Retype the material word for word.

__Supplied data__
****************************************

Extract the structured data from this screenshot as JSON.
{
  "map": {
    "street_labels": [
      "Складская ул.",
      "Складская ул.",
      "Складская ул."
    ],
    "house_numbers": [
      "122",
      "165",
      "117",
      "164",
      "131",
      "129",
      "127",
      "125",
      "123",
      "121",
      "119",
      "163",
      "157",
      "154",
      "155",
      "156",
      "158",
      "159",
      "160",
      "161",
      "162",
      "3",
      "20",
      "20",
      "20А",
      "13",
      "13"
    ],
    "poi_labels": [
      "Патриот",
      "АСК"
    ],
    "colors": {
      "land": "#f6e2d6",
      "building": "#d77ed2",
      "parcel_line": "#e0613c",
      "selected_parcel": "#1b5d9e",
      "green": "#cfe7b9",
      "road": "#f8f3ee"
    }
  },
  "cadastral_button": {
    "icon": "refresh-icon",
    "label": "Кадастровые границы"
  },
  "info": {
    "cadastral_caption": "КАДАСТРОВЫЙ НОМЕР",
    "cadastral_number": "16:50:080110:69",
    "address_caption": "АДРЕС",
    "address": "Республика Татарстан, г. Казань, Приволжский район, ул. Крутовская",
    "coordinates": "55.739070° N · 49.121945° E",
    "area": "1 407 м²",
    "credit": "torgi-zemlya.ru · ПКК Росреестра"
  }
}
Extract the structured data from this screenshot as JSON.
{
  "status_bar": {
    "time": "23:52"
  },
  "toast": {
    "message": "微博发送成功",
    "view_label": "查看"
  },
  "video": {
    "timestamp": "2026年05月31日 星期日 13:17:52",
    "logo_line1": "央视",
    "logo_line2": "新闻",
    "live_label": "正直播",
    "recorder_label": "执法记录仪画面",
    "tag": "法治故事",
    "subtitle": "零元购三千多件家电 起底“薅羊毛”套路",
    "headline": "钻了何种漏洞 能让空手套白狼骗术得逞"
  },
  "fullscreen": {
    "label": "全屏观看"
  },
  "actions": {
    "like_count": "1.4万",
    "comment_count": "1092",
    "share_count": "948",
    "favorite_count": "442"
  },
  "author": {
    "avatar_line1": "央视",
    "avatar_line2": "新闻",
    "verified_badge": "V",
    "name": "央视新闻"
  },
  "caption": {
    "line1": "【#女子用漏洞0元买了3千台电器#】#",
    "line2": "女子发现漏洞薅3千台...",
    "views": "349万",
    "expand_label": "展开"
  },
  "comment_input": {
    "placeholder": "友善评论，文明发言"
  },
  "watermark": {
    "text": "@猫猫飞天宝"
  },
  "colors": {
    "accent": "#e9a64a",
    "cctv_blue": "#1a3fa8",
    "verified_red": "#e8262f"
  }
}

****************************************

__Response to this task__
Extract the structured data from this screenshot as JSON.
{
  "map": {
    "street_labels": [
      "Складская ул.",
      "Складская ул.",
      "Складская ул."
    ],
    "house_numbers": [
      "122",
      "165",
      "117",
      "164",
      "131",
      "129",
      "127",
      "125",
      "123",
      "121",
      "119",
      "163",
      "157",
      "154",
      "155",
      "156",
      "158",
      "159",
      "160",
      "161",
      "162",
      "3",
      "20",
      "20",
      "20А",
      "13",
      "13"
    ],
    "poi_labels": [
      "Патриот",
      "АСК"
    ],
    "colors": {
      "land": "#f6e2d6",
      "building": "#d77ed2",
      "parcel_line": "#e0613c",
      "selected_parcel": "#1b5d9e",
      "green": "#cfe7b9",
      "road": "#f8f3ee"
    }
  },
  "cadastral_button": {
    "icon": "refresh-icon",
    "label": "Кадастровые границы"
  },
  "info": {
    "cadastral_caption": "КАДАСТРОВЫЙ НОМЕР",
    "cadastral_number": "16:50:080110:69",
    "address_caption": "АДРЕС",
    "address": "Республика Татарстан, г. Казань, Приволжский район, ул. Крутовская",
    "coordinates": "55.739070° N · 49.121945° E",
    "area": "1 407 м²",
    "credit": "torgi-zemlya.ru · ПКК Росреестра"
  }
}
Extract the structured data from this screenshot as JSON.
{
  "status_bar": {
    "time": "23:52"
  },
  "toast": {
    "message": "微博发送成功",
    "view_label": "查看"
  },
  "video": {
    "timestamp": "2026年05月31日 星期日 13:17:52",
    "logo_line1": "央视",
    "logo_line2": "新闻",
    "live_label": "正直播",
    "recorder_label": "执法记录仪画面",
    "tag": "法治故事",
    "subtitle": "零元购三千多件家电 起底“薅羊毛”套路",
    "headline": "钻了何种漏洞 能让空手套白狼骗术得逞"
  },
  "fullscreen": {
    "label": "全屏观看"
  },
  "actions": {
    "like_count": "1.4万",
    "comment_count": "1092",
    "share_count": "948",
    "favorite_count": "442"
  },
  "author": {
    "avatar_line1": "央视",
    "avatar_line2": "新闻",
    "verified_badge": "V",
    "name": "央视新闻"
  },
  "caption": {
    "line1": "【#女子用漏洞0元买了3千台电器#】#",
    "line2": "女子发现漏洞薅3千台...",
    "views": "349万",
    "expand_label": "展开"
  },
  "comment_input": {
    "placeholder": "友善评论，文明发言"
  },
  "watermark": {
    "text": "@猫猫飞天宝"
  },
  "colors": {
    "accent": "#e9a64a",
    "cctv_blue": "#1a3fa8",
    "verified_red": "#e8262f"
  }
}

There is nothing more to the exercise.